Dataset content:
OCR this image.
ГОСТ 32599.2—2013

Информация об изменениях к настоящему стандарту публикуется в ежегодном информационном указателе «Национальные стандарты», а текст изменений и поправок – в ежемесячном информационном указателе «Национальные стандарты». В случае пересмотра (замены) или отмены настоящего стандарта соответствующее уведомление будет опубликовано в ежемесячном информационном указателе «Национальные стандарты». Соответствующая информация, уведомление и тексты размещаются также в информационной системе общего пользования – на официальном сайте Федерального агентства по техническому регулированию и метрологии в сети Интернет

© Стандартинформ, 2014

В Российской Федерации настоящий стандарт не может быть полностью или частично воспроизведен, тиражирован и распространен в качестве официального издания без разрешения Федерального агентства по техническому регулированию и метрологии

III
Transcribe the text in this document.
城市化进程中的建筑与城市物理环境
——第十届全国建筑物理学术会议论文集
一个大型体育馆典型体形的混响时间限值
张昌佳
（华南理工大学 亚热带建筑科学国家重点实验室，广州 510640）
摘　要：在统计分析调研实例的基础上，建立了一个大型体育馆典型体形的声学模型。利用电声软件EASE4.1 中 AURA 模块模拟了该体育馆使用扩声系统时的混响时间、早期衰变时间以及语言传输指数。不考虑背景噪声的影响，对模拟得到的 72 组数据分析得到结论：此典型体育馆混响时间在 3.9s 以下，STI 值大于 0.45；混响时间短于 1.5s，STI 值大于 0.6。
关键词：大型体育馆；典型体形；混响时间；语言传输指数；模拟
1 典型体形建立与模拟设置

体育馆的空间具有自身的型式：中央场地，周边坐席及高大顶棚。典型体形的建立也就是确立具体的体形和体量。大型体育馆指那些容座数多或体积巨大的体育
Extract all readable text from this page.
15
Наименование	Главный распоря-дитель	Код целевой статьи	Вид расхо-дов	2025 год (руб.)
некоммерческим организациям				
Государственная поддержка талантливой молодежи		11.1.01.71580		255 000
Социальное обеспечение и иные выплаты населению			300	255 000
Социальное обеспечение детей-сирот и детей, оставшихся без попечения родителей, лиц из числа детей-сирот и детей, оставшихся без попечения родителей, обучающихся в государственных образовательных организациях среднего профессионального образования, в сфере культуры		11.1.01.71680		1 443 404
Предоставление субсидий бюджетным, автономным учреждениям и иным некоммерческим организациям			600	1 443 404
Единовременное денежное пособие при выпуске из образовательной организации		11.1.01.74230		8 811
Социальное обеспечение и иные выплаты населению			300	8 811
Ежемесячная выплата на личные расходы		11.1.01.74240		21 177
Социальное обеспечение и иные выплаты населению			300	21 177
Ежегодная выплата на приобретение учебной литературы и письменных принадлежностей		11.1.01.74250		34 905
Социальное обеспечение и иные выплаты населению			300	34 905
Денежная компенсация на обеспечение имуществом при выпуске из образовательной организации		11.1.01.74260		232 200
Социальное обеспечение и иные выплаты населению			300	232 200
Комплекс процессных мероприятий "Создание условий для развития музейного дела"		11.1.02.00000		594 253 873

Problem requirements: Give the count of lines that hold the word "населению", with nothing added.

Reply to the exercise: 5